[Stored records]
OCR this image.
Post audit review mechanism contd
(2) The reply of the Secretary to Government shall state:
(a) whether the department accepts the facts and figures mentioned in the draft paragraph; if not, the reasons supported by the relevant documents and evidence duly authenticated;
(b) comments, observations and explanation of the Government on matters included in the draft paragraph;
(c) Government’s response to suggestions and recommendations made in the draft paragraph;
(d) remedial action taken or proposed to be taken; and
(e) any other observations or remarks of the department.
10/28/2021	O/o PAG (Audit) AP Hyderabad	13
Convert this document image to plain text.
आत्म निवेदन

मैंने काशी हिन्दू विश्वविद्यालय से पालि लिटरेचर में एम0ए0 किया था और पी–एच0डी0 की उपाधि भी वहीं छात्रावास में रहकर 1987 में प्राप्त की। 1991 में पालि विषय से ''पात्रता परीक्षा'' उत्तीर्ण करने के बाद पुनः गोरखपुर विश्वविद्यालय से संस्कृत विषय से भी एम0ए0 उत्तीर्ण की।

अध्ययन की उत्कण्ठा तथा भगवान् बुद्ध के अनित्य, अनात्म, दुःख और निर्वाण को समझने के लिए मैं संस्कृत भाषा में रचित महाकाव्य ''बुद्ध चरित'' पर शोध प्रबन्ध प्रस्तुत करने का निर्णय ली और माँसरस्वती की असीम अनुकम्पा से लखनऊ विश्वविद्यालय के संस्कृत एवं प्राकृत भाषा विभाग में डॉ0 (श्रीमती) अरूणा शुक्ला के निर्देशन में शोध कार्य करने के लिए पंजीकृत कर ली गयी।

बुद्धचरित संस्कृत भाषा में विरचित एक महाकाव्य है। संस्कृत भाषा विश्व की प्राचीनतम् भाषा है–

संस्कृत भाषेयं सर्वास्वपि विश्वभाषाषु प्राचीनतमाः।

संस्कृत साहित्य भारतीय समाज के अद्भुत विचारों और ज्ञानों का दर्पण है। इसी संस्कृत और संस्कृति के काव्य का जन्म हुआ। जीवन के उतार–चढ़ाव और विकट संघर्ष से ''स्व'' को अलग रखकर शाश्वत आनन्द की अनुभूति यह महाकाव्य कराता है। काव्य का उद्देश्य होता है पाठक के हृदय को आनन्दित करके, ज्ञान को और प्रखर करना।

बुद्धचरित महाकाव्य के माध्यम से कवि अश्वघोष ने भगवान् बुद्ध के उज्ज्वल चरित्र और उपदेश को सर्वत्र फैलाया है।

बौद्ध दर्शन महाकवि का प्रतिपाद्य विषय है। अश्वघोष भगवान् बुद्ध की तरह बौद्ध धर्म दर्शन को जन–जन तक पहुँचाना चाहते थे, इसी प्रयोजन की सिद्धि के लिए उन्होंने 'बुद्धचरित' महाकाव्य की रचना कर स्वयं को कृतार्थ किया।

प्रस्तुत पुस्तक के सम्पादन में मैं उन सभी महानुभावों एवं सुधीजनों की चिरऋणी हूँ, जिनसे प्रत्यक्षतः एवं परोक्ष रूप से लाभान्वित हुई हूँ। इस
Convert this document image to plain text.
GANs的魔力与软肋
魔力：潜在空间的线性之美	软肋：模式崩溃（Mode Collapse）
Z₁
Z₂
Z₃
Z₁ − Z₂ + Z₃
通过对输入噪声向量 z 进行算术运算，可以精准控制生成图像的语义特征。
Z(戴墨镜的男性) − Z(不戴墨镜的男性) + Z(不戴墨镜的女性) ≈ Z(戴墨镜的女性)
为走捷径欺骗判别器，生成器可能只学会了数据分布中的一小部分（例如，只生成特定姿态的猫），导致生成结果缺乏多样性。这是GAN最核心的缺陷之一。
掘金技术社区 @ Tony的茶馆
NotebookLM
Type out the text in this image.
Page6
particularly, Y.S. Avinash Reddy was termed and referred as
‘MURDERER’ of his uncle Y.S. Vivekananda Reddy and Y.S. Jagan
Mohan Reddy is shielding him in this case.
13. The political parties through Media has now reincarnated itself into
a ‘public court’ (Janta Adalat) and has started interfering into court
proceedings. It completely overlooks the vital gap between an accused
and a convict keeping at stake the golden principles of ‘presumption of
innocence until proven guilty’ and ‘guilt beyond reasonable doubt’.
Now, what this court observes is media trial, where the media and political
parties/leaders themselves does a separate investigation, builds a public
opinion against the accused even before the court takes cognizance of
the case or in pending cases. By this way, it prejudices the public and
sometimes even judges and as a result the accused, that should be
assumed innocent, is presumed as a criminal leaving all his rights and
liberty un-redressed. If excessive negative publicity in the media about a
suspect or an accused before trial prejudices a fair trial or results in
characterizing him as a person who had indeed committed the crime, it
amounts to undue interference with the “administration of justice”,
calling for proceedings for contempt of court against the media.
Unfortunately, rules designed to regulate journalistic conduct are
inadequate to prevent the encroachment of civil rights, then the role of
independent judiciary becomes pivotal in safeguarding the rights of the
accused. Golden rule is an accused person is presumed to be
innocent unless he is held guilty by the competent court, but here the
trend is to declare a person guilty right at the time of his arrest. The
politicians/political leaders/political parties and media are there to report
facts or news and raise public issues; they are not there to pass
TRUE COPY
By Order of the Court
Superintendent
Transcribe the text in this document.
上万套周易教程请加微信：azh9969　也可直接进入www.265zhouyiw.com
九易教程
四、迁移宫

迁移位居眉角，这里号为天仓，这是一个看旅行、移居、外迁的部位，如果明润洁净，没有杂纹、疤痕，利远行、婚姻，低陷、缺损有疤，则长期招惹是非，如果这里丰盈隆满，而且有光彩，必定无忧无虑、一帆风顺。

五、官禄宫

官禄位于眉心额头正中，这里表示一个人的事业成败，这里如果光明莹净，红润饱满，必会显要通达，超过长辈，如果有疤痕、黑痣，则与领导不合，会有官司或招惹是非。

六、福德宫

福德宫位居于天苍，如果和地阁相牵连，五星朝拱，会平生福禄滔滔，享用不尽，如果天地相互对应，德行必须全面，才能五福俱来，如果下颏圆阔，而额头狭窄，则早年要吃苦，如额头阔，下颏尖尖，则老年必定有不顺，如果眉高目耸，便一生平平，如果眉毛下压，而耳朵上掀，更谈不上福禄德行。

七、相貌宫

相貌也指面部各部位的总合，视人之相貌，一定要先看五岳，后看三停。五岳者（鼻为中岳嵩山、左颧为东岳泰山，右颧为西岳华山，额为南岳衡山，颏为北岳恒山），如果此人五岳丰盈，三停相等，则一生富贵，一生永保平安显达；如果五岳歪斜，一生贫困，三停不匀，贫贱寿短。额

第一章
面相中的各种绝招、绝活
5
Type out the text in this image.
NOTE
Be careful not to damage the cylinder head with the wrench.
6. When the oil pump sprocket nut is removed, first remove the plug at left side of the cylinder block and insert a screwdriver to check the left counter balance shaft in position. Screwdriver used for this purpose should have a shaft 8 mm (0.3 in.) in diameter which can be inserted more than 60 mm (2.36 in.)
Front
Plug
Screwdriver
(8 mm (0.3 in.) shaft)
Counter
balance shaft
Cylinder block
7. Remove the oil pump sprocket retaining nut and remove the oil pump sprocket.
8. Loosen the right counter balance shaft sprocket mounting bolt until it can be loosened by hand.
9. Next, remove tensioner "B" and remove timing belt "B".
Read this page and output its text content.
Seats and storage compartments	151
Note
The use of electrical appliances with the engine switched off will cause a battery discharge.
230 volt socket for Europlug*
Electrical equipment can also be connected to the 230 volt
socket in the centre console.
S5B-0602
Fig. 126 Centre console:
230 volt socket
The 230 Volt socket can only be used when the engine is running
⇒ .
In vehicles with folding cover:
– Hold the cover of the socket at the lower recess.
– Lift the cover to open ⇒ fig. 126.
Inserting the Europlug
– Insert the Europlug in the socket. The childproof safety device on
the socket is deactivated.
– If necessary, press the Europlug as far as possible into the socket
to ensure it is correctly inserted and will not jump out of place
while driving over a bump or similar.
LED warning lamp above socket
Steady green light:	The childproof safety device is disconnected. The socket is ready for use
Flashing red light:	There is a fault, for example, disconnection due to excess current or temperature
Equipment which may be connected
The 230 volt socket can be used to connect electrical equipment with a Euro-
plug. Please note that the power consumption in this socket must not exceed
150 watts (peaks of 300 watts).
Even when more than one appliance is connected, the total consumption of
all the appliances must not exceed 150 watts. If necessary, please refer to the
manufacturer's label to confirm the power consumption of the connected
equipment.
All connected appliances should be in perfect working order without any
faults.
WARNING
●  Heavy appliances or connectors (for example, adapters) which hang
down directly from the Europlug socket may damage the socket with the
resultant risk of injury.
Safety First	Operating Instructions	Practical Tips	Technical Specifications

SET EXERCISE: Show each line holding the word "leaders".

RESPONSE TO THE EXERCISE:
parties/leaders themselves does a separate investigation, builds a public
politicians/political leaders/political parties and media are there to report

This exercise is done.